[Records from a data collection]
** Start **

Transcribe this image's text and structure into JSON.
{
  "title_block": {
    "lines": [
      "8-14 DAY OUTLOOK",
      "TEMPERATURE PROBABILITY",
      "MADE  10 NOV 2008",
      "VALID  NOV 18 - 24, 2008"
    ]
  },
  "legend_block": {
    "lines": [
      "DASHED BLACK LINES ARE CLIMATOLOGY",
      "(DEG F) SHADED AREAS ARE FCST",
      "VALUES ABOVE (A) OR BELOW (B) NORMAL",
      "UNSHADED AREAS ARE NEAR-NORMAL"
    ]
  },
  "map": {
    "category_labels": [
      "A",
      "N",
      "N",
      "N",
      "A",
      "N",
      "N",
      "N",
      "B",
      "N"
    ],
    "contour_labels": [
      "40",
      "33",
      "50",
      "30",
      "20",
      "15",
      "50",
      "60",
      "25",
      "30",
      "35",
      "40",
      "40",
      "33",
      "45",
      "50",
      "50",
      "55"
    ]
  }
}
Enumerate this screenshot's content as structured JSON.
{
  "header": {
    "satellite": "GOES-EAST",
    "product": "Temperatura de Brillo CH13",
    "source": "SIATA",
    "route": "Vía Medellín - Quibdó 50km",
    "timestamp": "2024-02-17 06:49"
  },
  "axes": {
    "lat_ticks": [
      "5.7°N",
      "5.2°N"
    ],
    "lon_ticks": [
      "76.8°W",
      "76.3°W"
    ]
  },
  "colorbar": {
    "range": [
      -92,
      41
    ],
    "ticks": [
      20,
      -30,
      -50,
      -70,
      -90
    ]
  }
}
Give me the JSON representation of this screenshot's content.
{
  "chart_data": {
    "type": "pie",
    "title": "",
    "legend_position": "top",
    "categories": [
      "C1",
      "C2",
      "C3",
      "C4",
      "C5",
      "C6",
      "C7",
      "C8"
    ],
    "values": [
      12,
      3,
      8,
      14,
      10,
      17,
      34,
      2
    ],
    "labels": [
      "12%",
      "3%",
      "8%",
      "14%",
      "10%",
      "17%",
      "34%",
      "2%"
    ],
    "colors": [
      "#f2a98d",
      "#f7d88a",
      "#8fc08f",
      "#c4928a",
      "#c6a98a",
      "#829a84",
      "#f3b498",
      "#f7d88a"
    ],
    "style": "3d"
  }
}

** End **
** Start **

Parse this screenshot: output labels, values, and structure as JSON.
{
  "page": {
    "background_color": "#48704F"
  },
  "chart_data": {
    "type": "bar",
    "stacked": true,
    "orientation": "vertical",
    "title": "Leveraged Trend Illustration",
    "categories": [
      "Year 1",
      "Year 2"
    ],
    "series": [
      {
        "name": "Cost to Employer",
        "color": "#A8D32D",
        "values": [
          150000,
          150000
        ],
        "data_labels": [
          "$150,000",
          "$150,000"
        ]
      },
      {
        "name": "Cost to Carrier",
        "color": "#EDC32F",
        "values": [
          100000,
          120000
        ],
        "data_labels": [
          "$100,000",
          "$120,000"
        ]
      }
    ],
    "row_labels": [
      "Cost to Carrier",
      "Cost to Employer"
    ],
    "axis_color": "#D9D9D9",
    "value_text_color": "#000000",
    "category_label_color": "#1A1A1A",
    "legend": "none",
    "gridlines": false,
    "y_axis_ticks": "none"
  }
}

** End **

Among the entries above, how many lines hold the word "Cost"? Reply with only that number.

» **Completed task**: 4